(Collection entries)
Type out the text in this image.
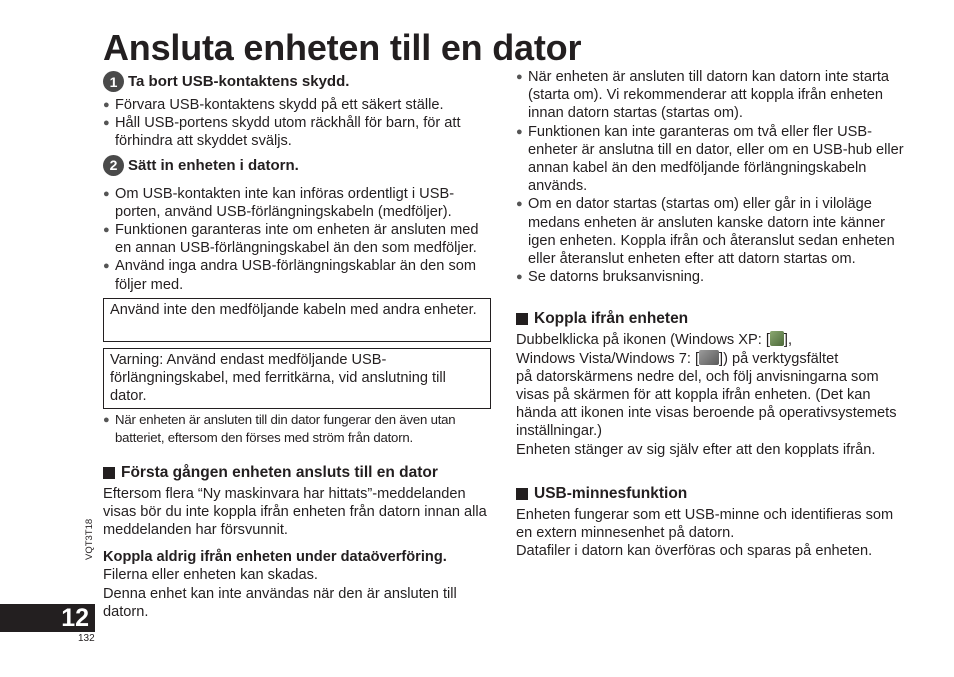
Ansluta enheten till en dator
1 Ta bort USB-kontaktens skydd.

● Förvara USB-kontaktens skydd på ett säkert ställe.

● Håll USB-portens skydd utom räckhåll för barn, för att förhindra att skyddet sväljs.

2 Sätt in enheten i datorn.

● Om USB-kontakten inte kan införas ordentligt i USB-porten, använd USB-förlängningskabeln (medföljer).

● Funktionen garanteras inte om enheten är ansluten med en annan USB-förlängningskabel än den som medföljer.

● Använd inga andra USB-förlängningskablar än den som följer med.

Använd inte den medföljande kabeln med andra enheter.

Varning: Använd endast medföljande USB-förlängningskabel, med ferritkärna, vid anslutning till dator.

● När enheten är ansluten till din dator fungerar den även utan batteriet, eftersom den förses med ström från datorn.

Första gången enheten ansluts till en dator

Eftersom flera “Ny maskinvara har hittats”-meddelanden visas bör du inte koppla ifrån enheten från datorn innan alla meddelanden har försvunnit.

Koppla aldrig ifrån enheten under dataöverföring.

Filerna eller enheten kan skadas.

Denna enhet kan inte användas när den är ansluten till datorn.

● När enheten är ansluten till datorn kan datorn inte starta (starta om). Vi rekommenderar att koppla ifrån enheten innan datorn startas (startas om).

● Funktionen kan inte garanteras om två eller fler USB-enheter är anslutna till en dator, eller om en USB-hub eller annan kabel än den medföljande förlängningskabeln används.

● Om en dator startas (startas om) eller går in i viloläge medans enheten är ansluten kanske datorn inte känner igen enheten. Koppla ifrån och återanslut sedan enheten eller återanslut enheten efter att datorn startas om.

● Se datorns bruksanvisning.

Koppla ifrån enheten

Dubbelklicka på ikonen (Windows XP: [ ],

Windows Vista/Windows 7: [ ]) på verktygsfältet

på datorskärmens nedre del, och följ anvisningarna som visas på skärmen för att koppla ifrån enheten. (Det kan hända att ikonen inte visas beroende på operativsystemets inställningar.)

Enheten stänger av sig själv efter att den kopplats ifrån.

USB-minnesfunktion

Enheten fungerar som ett USB-minne och identifieras som en extern minnesenhet på datorn.

Datafiler i datorn kan överföras och sparas på enheten.

VQT3T18
12
132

> _What the task asks_:
Using the records above, retype everything exactly except the pictures.

> _Written reply_:
Type out the text in this image.
Ansluta enheten till en dator
1 Ta bort USB-kontaktens skydd.

● Förvara USB-kontaktens skydd på ett säkert ställe.

● Håll USB-portens skydd utom räckhåll för barn, för att förhindra att skyddet sväljs.

2 Sätt in enheten i datorn.

● Om USB-kontakten inte kan införas ordentligt i USB-porten, använd USB-förlängningskabeln (medföljer).

● Funktionen garanteras inte om enheten är ansluten med en annan USB-förlängningskabel än den som medföljer.

● Använd inga andra USB-förlängningskablar än den som följer med.

Använd inte den medföljande kabeln med andra enheter.

Varning: Använd endast medföljande USB-förlängningskabel, med ferritkärna, vid anslutning till dator.

● När enheten är ansluten till din dator fungerar den även utan batteriet, eftersom den förses med ström från datorn.

Första gången enheten ansluts till en dator

Eftersom flera “Ny maskinvara har hittats”-meddelanden visas bör du inte koppla ifrån enheten från datorn innan alla meddelanden har försvunnit.

Koppla aldrig ifrån enheten under dataöverföring.

Filerna eller enheten kan skadas.

Denna enhet kan inte användas när den är ansluten till datorn.

● När enheten är ansluten till datorn kan datorn inte starta (starta om). Vi rekommenderar att koppla ifrån enheten innan datorn startas (startas om).

● Funktionen kan inte garanteras om två eller fler USB-enheter är anslutna till en dator, eller om en USB-hub eller annan kabel än den medföljande förlängningskabeln används.

● Om en dator startas (startas om) eller går in i viloläge medans enheten är ansluten kanske datorn inte känner igen enheten. Koppla ifrån och återanslut sedan enheten eller återanslut enheten efter att datorn startas om.

● Se datorns bruksanvisning.

Koppla ifrån enheten

Dubbelklicka på ikonen (Windows XP: [ ],

Windows Vista/Windows 7: [ ]) på verktygsfältet

på datorskärmens nedre del, och följ anvisningarna som visas på skärmen för att koppla ifrån enheten. (Det kan hända att ikonen inte visas beroende på operativsystemets inställningar.)

Enheten stänger av sig själv efter att den kopplats ifrån.

USB-minnesfunktion

Enheten fungerar som ett USB-minne och identifieras som en extern minnesenhet på datorn.

Datafiler i datorn kan överföras och sparas på enheten.

VQT3T18
12
132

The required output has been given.